START Extracted text
Dynamic characteristics of absence EEG recordings with multiscale permutation entropy analysis.

Epilepsy Res

Institute of Electrical Engineering, Yanshan University, Qinhuangdao 066004, China.

Published: May 2013

AI Article Synopsis

  • The study focuses on understanding the brain activity changes that occur before absence seizures, known as pre-epileptic seizures.
  • MPE (multiscale permutation entropy) is introduced as a new method for analyzing EEG recordings, showing better classification accuracy (90.6%) compared to traditional methods (86.1%).
  • Results indicate that EEG data shows detectable changes in dynamical characteristics as it transitions from a seizure-free state to a pre-seizure and then to a seizure state.
END Extracted text
START Entries provided
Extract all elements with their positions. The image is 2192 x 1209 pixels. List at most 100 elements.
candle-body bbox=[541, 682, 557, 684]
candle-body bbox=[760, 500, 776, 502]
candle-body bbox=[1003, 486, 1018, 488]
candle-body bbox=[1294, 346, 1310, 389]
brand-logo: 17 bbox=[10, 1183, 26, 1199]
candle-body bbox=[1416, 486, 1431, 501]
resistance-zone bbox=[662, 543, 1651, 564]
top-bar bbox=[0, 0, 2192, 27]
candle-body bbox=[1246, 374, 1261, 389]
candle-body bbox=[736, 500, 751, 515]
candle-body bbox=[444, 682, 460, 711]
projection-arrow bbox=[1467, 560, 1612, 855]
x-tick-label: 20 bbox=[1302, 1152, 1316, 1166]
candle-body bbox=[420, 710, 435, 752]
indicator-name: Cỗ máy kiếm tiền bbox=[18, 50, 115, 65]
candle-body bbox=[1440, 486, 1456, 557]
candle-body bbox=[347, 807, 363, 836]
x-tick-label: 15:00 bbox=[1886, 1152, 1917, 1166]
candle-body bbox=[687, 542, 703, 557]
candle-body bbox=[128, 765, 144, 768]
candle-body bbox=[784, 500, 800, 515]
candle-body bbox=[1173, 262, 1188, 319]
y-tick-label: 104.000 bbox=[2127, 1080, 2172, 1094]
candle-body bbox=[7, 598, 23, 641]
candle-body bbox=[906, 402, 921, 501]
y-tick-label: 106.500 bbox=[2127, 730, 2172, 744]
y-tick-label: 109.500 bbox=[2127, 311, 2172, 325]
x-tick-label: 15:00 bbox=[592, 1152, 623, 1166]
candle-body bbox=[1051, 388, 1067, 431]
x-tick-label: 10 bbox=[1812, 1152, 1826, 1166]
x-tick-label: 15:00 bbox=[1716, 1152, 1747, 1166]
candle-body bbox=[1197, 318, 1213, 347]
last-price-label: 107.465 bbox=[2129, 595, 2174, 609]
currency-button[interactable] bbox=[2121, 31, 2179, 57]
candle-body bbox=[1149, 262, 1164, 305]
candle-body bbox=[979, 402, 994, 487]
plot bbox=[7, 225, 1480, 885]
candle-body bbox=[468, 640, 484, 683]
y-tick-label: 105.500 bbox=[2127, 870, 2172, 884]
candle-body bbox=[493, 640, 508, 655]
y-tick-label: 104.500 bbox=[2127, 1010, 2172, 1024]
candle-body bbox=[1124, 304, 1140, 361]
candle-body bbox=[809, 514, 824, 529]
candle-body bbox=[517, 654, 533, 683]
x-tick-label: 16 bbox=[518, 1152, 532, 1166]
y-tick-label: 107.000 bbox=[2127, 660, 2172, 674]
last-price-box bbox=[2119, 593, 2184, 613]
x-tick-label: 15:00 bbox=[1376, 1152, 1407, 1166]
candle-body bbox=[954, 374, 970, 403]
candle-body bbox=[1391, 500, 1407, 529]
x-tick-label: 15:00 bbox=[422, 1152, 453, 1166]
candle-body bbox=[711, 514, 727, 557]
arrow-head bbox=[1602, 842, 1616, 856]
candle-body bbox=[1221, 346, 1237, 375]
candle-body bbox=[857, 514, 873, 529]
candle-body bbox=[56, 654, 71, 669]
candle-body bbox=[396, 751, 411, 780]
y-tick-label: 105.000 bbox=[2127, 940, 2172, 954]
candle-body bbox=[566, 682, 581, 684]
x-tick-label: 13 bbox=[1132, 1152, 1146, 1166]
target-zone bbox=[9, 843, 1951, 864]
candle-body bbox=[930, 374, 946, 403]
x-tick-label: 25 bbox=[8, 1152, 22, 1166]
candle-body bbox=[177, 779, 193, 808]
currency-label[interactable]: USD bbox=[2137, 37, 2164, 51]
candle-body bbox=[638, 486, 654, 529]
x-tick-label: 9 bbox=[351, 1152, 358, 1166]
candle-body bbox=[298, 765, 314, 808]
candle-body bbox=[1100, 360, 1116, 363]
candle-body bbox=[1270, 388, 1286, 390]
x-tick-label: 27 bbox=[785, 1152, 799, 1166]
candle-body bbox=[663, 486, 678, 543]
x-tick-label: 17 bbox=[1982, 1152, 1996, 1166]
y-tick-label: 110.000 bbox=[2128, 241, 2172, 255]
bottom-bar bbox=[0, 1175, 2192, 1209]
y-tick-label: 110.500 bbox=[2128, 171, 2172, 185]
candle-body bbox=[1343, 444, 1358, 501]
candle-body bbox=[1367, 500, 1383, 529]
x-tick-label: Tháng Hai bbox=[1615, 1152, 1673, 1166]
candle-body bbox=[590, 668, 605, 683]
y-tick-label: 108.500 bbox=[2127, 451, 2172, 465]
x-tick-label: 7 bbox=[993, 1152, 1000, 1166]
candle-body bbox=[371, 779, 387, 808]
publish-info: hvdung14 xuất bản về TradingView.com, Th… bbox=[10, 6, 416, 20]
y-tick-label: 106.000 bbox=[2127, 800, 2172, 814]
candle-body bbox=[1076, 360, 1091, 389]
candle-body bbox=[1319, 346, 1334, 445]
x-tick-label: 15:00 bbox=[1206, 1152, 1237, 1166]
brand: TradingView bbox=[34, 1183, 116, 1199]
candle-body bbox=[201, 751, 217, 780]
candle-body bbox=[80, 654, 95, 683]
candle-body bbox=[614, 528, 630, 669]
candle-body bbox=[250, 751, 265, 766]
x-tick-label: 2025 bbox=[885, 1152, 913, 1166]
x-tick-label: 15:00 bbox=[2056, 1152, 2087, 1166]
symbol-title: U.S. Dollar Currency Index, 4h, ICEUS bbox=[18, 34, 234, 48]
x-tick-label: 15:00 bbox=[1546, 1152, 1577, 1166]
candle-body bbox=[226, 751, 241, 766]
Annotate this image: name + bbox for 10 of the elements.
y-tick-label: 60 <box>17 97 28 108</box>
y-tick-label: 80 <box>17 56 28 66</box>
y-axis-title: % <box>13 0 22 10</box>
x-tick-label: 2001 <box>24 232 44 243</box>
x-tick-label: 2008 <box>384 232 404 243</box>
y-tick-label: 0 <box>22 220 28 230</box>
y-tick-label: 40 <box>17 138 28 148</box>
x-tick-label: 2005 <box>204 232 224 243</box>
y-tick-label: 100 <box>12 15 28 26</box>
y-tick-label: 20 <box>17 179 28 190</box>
END Entries provided
### Apply what you read
1/ In the absence EEG article synopsis, rewrite the stretch from "Dynamic characteristics of" through "as pre-epileptic seizures.", changing "brain activity" to "neural activity".
2/ Translate this sentence from the absence EEG article synopsis into Spanish: "MPE (multiscale permutation entropy) is introduced as a new method for analyzing EEG recordings, showing better classification accuracy (90.6%) compared to traditional methods (86.1%)."

### Answers given
1/
Dynamic characteristics of absence EEG recordings with multiscale permutation entropy analysis.

Epilepsy Res

Institute of Electrical Engineering, Yanshan University, Qinhuangdao 066004, China.

Published: May 2013

AI Article Synopsis

  • The study focuses on understanding the neural activity changes that occur before absence seizures, known as pre-epileptic seizures.

2/ La MPE (entropía de permutación multiescala) se presenta como un nuevo método para analizar registros de EEG, que muestra una mayor precisión de clasificación (90,6 %) en comparación con los métodos tradicionales (86,1 %).